TEXTE SOURCE →
....

Pour autant, nous nous devons – et nous devons à nos compatriotes qui nous ont fait confiance – de dire clairement que le sort fait à la Corse par l’Etat dont vous êtes l’envoyée dans l’île n’est pas acceptable. 
 
En 2015, puis en 2017 à la majorité absolue, les Corses ont confié les clés de leurs plus hautes institutions à une liste porteuse d’un projet ouvertement national. Ce faisant, sauf à imaginer qu’ils ne connaissaient pas le sens des mots, ils ont affirmé que la Corse n’était pas une simple circonscription administrative mais bien une nation. Cette réalité peut d’autant moins être niée par Paris que selon la tradition juridique et politique française elle-même, le critère de l’existence d’une nation réside dans la volonté politique de ses membres, le fameux « plébiscite de tous les jours » d’Ernest Renan.
En Corse, ce plébiscite quotidien et implicite a non seulement été effectué depuis plus de trois ans, mais, de surcroît, il a été dans le même temps vérifié à trois reprises de façon formelle par le suffrage universel, à l’occasion des élections territoriales et législatives. Aussi, qualifier les élus qui sont devant vous d’élus locaux, comme le fait d’une façon quelque peu obsessionnelle le Président de la République française, relève d’un aveuglement obstiné. À travers un tel comportement, la France n’est pas fidèle aux principes qu’elle prétend enseigner au reste du monde.
 
De même, l’Etat français ignore de façon méprisante tous les aspects – sans exception aucune – du projet politique et sociétal que nous portons et pour lequel nous avons été mandatés : la langue, la terre, l’emploi, la justice sociale, le sort des prisonniers et recherchés, ce qui constitue un insupportable déni de démocratie. Par une telle attitude, la France bafoue les principes qu’elle professe pour les autres.
Le même Etat, face aux revendications légitimes des collectifs citoyens, répond en Corse comme dans l’hexagone par la répression. Nous en voulons pour preuve les arrestations de « gilets jaunes » dans la région bastiaise la semaine dernière. Ici encore, la France se montre peu fidèle aux principes affichés de « liberté », d’« égalité » et de « fraternité ».

....

[Annotations des zones d'éléments]
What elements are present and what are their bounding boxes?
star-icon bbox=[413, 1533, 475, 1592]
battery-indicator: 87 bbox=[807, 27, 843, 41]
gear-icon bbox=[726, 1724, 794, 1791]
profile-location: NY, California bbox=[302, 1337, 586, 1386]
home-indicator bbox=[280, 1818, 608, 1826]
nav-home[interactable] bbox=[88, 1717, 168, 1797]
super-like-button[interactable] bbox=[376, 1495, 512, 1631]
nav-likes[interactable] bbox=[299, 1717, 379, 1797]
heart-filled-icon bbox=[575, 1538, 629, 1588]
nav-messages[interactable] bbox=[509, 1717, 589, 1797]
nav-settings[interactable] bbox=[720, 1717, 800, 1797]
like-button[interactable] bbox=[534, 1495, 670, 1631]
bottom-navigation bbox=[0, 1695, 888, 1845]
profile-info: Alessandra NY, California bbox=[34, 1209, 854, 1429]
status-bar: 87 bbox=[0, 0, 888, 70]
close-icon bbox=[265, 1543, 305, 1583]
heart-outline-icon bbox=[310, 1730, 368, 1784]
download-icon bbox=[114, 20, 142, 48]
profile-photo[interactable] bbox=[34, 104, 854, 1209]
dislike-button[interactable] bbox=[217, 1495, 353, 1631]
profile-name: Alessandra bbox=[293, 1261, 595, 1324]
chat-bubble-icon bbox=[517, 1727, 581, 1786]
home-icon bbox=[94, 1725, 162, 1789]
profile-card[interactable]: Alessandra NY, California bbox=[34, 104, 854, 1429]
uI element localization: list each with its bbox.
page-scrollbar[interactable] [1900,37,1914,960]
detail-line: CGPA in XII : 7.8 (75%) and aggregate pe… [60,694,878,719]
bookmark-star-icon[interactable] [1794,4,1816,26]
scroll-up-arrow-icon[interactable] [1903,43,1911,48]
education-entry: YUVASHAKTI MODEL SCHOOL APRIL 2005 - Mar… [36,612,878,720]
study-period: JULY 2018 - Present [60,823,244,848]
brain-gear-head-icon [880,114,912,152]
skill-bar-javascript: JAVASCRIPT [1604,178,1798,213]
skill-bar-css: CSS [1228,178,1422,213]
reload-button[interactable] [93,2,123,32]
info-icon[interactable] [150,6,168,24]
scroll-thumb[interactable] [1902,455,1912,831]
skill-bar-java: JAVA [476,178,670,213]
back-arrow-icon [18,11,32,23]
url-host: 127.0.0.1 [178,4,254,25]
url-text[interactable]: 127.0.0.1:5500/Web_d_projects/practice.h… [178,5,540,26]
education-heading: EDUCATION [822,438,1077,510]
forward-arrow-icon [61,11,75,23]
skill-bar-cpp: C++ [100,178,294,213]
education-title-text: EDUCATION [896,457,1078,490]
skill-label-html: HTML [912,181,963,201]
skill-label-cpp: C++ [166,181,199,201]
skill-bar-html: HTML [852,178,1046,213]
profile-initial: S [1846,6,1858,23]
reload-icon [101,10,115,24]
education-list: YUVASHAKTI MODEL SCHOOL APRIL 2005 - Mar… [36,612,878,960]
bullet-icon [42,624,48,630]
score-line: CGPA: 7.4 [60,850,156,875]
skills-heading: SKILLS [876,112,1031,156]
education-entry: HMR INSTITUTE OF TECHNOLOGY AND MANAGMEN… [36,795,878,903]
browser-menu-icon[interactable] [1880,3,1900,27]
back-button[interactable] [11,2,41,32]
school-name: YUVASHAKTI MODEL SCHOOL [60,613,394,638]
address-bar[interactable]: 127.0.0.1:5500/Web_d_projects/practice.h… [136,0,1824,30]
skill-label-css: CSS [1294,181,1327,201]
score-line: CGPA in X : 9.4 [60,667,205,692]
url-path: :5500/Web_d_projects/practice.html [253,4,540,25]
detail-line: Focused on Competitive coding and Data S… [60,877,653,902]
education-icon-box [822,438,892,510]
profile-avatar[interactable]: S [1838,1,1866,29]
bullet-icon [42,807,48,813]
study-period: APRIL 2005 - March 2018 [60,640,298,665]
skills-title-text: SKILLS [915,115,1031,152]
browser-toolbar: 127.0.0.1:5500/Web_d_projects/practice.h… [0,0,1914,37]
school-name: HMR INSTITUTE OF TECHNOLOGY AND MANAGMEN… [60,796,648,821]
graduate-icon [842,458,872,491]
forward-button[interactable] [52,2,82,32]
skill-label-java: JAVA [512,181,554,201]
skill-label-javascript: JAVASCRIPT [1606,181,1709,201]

....

TRAVAIL DEMANDÉ →
1) Dressez la liste complète des aspects du projet politique et sociétal que, selon le discours sur la Corse, l'État français ignore.
2) Dans le discours sur la Corse, à qui est attribuée la formule du « plébiscite de tous les jours » ?
3) Poursuivez le discours sur la Corse à partir de sa dernière phrase.

RÉSULTATS DANS L'ORDRE →
1)
- la langue
- la terre
- l'emploi
- la justice sociale
- le sort des prisonniers et recherchés

2) À Ernest Renan.

3)
Un autre exemple : des prisonniers, en l’occurrence ceux condamnés dans le cadre de l’« affaire Erignac », se voient refuser leur rapprochement en Corse, et ce au mépris de la justice et du droit. Il est évident pour tous qu’il existe depuis des années une règle non écrite s’appliquant spécialement à ces personnes. Vous ne l’ignorez pas, on apprend aux étudiants dès la première année de faculté que la règle de droit est générale et impersonnelle. En l’espèce, la France viole donc les principes républicains les mieux établis, quelle que soit du reste la république dont il s’agit.
 
Madame la préfète, vous aurez dans quelques instants l’occasion de répondre à des questions plus techniques mais je ne peux pour ma part réduire vos fonctions à une responsabilité administrative car ce serait aussi injuste que de cantonner les élus ici présents à un rôle de simple gestion. Vous êtes une préfète éminemment politique, davantage sans doute que vos prédécesseurs. Ce que montre à suffisance votre activité soutenue à cet égard, y compris, souvent, dans les domaines de compétence de la Collectivité de Corse.
Je vous parle donc de politique.
Tout est sans doute encore possible si Paris comprend enfin qu’il est temps de changer de stratégie et de passer de l’indifférence méprisante à un dialogue constructif. La France à laquelle nous voulons parler, quel que soit le niveau hiérarchique de nos interlocuteurs – qu’il s’agisse d’une préfète ou d’un ministre –, c’est une France respectueuse des principes universels qu’elle prétend souvent incarner. La France de Victor Schoelcher, de Pierre Mendès France, de Michel Rocard.
Pour notre part, nous avons prêté serment l’an dernier en ce lieu sacré de la démocratie corse. Et nous l’avons fait sur un texte historique et d’une permanente actualité : le préambule de la Constitution de Paoli de 1755. Ce fut une manière d’affirmer que pour notre majorité, ce texte conserve sa valeur politique et juridique. Qu’il demeure, comme disent les juristes, de droit positif.
Et que trouve-t-on donc dans ce préambule ?
Tout d’abord, le concept de « nation » au sens moderne du terme, à savoir une communauté humaine dotée d’une volonté politique opératrice d’un destin commun.
Ensuite le droit au bonheur, notion que l’on retrouvera quelques années plus tard en France, sous la plume de Saint-Just, et en Amérique, dans les textes fondateurs.
Enfin, le droit des peuples, et singulièrement du peuple corse, à l’autodétermination. Je cite : « …le peuple corse, légitimement maître de lui-même. »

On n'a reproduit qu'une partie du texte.